- **Aim of the task**:
Every record should be copied exactly, except that pictures are to be omitted.

- **Exercise input**:
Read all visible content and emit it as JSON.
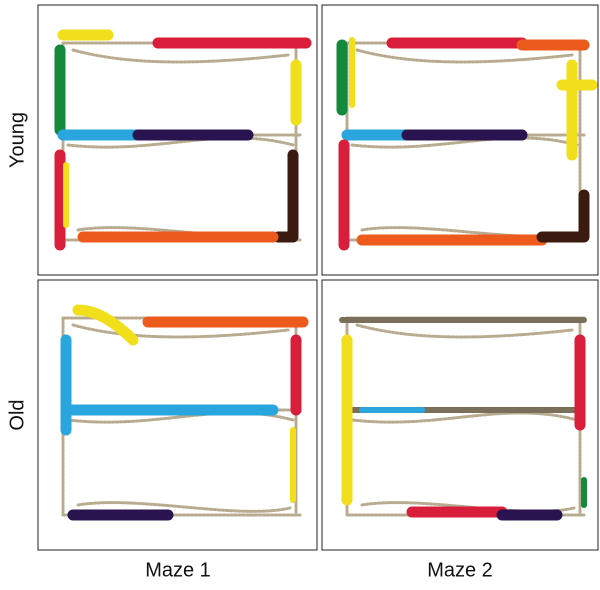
{
  "figure": {
    "row_labels": [
      "Young",
      "Old"
    ],
    "column_labels": [
      "Maze 1",
      "Maze 2"
    ]
  }
}
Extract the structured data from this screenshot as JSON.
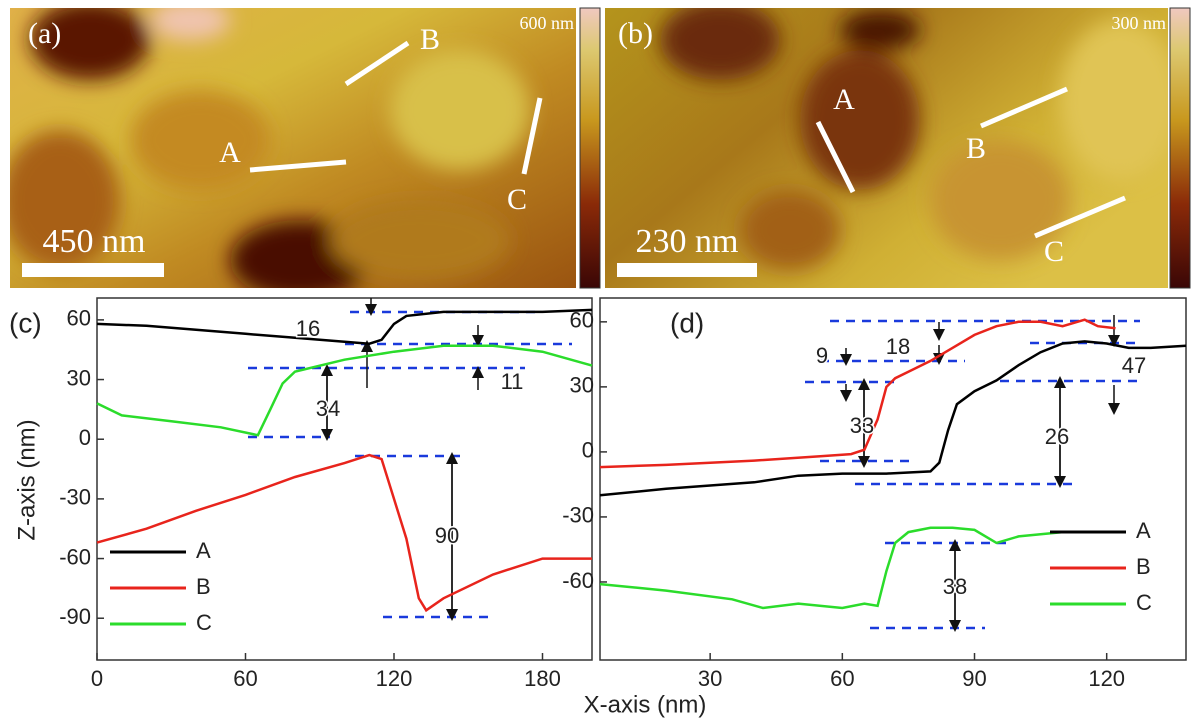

- **Complete answer**:
Read all visible content and emit it as JSON.
{
  "figure": {
    "row_labels": [
      "Young",
      "Old"
    ],
    "column_labels": [
      "Maze 1",
      "Maze 2"
    ]
  }
}
Extract the structured data from this screenshot as JSON.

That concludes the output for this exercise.